**** SOURCE INFORMATION ****
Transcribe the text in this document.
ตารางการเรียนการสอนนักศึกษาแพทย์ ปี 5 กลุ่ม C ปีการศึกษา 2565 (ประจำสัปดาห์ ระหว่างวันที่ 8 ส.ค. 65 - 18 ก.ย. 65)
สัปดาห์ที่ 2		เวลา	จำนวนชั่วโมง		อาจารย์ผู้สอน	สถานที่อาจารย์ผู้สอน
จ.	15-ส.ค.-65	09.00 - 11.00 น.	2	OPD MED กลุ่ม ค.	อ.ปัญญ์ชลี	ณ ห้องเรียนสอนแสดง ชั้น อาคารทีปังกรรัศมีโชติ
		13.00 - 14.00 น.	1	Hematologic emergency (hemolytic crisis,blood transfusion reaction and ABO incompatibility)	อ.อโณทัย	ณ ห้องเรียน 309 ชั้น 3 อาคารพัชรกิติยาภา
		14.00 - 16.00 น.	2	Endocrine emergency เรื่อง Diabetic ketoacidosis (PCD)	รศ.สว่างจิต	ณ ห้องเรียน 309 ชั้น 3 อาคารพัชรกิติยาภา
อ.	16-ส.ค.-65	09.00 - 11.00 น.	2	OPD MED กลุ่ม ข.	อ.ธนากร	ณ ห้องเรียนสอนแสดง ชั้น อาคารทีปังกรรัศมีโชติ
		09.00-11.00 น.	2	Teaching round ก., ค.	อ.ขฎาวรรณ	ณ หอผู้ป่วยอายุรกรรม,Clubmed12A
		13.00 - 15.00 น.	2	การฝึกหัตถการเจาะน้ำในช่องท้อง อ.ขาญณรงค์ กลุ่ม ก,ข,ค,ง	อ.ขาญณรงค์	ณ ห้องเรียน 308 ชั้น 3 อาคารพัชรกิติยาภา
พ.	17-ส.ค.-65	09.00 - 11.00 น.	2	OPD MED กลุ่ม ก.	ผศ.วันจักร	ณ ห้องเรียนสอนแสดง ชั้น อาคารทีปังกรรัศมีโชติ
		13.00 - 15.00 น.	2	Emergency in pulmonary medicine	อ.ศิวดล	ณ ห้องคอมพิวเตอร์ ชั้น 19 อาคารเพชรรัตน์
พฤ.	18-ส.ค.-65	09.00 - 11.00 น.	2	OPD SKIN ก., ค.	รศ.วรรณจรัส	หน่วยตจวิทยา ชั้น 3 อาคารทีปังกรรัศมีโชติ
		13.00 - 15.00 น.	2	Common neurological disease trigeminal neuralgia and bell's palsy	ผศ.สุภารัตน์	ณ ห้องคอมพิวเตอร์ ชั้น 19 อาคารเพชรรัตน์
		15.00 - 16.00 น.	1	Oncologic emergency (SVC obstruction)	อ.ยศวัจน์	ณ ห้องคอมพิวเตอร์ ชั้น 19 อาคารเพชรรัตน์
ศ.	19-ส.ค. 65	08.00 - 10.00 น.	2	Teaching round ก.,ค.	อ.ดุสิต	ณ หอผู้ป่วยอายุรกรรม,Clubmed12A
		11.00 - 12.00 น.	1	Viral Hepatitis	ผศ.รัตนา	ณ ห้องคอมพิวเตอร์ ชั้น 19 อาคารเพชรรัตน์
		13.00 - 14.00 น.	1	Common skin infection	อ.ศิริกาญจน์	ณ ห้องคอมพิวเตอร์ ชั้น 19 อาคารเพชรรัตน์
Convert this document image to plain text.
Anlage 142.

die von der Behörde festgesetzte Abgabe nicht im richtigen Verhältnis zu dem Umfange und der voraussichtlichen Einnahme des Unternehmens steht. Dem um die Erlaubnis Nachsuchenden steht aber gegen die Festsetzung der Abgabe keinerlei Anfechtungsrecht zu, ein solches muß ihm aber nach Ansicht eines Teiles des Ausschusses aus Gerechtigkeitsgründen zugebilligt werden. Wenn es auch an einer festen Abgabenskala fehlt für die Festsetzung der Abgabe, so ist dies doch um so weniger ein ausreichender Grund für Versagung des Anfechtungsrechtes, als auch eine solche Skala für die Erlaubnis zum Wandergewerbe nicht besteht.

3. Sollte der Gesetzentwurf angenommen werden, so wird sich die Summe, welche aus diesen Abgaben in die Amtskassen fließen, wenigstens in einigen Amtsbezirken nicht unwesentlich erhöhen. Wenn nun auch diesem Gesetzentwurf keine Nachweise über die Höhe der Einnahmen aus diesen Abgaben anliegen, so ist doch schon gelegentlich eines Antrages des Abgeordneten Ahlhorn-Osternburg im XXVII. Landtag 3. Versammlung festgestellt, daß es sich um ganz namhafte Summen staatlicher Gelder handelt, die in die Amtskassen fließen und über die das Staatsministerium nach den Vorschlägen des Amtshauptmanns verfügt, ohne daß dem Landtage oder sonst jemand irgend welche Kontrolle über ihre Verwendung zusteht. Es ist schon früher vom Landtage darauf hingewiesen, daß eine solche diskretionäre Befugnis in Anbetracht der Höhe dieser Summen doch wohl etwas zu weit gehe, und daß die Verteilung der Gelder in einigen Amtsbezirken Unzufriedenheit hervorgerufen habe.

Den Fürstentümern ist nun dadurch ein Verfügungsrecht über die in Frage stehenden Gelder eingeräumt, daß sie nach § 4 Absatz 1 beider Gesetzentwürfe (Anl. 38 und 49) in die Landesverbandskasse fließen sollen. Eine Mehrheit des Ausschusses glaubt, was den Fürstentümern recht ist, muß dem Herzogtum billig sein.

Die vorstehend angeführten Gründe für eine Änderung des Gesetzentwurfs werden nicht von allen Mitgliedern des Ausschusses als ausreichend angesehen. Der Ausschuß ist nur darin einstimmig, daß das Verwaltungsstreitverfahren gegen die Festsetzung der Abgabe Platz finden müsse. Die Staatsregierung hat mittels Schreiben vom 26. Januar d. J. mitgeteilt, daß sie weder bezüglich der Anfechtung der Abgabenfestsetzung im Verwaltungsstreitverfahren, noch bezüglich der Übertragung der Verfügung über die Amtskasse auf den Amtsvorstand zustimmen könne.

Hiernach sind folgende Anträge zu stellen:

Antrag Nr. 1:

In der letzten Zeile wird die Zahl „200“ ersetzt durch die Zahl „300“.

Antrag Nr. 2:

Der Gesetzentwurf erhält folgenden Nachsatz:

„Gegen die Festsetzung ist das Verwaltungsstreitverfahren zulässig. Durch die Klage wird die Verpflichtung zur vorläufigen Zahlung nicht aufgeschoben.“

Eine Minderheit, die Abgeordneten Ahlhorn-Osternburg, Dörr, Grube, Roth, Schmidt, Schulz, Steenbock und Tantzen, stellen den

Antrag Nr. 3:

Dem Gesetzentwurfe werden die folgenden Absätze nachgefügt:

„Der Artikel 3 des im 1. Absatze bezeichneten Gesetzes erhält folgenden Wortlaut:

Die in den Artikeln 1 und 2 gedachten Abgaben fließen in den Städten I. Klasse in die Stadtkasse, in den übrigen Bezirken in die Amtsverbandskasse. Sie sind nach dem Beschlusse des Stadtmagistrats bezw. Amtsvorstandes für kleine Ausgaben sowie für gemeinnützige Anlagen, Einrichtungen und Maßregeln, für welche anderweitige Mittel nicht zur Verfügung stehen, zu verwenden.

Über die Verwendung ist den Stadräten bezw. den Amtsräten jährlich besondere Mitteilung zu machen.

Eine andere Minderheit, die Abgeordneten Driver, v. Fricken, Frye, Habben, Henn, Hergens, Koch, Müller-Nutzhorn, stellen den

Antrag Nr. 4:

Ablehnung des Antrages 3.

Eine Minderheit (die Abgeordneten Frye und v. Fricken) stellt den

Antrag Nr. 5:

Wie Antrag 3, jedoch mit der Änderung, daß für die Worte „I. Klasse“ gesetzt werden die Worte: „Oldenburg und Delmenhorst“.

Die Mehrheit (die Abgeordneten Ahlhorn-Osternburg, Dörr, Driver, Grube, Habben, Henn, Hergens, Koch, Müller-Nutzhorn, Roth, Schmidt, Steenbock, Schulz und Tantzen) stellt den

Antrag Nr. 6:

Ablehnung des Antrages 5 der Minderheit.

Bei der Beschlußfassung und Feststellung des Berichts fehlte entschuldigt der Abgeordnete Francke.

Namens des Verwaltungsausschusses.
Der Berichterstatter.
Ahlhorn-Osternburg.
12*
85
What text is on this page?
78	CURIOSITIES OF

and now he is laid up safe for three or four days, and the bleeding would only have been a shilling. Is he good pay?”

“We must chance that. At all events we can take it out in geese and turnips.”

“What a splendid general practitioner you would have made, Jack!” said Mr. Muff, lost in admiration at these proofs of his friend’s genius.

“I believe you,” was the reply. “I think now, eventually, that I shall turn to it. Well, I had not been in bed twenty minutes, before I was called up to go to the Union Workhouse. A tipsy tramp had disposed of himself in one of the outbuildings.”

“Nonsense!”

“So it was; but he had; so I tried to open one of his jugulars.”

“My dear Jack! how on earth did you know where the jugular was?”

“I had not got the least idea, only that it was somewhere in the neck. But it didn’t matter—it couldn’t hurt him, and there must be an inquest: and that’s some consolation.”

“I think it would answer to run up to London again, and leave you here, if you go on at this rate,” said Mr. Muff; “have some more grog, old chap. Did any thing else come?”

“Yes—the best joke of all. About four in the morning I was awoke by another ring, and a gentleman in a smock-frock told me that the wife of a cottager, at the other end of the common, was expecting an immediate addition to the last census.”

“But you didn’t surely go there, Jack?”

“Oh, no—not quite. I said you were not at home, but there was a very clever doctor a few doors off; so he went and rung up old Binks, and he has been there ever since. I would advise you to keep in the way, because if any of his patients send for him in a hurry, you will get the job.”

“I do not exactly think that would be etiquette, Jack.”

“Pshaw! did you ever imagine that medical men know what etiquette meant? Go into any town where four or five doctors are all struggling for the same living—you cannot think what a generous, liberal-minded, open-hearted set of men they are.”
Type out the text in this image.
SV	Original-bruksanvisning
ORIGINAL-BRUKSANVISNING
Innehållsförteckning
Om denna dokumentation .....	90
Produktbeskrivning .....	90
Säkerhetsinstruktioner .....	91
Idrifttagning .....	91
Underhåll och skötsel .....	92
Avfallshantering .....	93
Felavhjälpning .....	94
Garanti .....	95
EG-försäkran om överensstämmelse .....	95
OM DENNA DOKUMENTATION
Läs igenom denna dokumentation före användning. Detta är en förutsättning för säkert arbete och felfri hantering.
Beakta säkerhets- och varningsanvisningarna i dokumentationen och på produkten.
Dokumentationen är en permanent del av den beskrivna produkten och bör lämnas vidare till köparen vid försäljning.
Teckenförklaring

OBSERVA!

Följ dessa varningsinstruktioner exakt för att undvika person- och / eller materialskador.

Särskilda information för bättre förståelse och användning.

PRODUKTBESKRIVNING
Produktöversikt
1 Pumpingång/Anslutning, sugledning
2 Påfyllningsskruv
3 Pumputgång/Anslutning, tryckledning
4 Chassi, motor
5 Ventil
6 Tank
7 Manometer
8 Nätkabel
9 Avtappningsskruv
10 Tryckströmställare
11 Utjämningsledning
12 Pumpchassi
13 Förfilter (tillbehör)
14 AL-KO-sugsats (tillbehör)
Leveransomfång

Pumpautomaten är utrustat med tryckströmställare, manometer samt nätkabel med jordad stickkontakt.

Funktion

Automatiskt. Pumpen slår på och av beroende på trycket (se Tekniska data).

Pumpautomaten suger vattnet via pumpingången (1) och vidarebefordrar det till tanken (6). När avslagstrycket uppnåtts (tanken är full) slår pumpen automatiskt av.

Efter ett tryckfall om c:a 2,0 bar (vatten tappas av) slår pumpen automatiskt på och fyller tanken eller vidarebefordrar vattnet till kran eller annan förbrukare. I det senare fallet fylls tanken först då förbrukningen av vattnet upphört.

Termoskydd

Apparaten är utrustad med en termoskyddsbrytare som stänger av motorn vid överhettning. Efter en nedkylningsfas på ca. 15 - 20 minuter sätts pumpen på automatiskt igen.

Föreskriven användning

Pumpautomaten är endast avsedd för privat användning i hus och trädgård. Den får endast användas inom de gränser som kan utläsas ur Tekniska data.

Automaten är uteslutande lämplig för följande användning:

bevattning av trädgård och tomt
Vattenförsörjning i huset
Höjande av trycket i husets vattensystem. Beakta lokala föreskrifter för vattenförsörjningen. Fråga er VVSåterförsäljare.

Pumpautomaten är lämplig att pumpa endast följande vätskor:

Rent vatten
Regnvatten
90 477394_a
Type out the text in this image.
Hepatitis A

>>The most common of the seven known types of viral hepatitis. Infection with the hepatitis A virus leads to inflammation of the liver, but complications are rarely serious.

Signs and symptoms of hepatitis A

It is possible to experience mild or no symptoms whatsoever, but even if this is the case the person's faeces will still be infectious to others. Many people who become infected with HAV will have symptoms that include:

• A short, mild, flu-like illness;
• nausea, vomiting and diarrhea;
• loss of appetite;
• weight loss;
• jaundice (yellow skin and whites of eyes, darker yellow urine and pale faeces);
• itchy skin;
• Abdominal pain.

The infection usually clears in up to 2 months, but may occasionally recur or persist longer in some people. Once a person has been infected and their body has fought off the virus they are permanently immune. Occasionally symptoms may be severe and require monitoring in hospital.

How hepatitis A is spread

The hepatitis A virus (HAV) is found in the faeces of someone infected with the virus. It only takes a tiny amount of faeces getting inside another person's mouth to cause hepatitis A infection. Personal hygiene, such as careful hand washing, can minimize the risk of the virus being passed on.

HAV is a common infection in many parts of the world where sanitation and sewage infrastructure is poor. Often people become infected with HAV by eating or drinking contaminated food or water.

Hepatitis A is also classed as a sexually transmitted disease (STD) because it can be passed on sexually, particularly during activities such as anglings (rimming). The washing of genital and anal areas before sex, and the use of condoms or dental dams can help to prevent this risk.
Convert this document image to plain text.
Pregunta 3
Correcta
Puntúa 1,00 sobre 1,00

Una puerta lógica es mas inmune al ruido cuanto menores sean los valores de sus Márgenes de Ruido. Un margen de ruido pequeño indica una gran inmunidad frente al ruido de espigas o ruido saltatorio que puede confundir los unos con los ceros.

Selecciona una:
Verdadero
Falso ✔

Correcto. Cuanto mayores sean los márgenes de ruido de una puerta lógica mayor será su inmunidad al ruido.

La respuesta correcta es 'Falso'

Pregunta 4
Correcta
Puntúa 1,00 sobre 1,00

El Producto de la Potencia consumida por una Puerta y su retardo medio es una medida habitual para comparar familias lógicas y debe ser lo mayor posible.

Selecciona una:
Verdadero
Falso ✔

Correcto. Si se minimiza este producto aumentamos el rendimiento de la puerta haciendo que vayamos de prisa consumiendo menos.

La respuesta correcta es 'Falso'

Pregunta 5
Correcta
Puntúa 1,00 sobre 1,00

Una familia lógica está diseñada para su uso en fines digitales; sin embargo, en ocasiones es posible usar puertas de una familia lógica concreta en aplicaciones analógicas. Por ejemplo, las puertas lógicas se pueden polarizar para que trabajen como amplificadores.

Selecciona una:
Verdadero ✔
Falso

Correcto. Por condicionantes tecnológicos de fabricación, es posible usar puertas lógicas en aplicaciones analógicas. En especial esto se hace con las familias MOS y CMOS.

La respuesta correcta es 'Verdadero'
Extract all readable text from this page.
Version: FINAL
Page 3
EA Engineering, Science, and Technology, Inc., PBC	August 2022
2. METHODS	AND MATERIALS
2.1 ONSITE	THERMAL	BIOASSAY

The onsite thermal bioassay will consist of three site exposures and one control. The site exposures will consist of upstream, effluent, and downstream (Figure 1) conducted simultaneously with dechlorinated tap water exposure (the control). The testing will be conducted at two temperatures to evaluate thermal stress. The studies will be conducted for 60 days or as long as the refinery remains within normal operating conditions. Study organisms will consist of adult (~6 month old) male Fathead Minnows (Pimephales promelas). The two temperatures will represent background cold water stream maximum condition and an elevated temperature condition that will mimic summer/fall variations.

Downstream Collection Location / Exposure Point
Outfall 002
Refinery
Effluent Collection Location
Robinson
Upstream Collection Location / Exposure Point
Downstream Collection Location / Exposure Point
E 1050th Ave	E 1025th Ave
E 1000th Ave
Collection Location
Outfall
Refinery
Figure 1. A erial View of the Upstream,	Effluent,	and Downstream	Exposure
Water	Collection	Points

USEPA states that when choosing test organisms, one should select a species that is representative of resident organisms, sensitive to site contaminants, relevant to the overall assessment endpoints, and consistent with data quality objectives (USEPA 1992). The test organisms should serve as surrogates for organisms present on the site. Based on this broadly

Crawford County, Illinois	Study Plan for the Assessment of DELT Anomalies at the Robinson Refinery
****
- **WORK REQUIRED**
Report all lines of the data that include the word "analógicas".

- **ANSWER AREA**
Una familia lógica está diseñada para su uso en fines digitales; sin embargo, en ocasiones es posible usar puertas de una familia lógica concreta en aplicaciones analógicas. Por ejemplo, las puertas lógicas se pueden polarizar para que trabajen como amplificadores.
Correcto. Por condicionantes tecnológicos de fabricación, es posible usar puertas lógicas en aplicaciones analógicas. En especial esto se hace con las familias MOS y CMOS.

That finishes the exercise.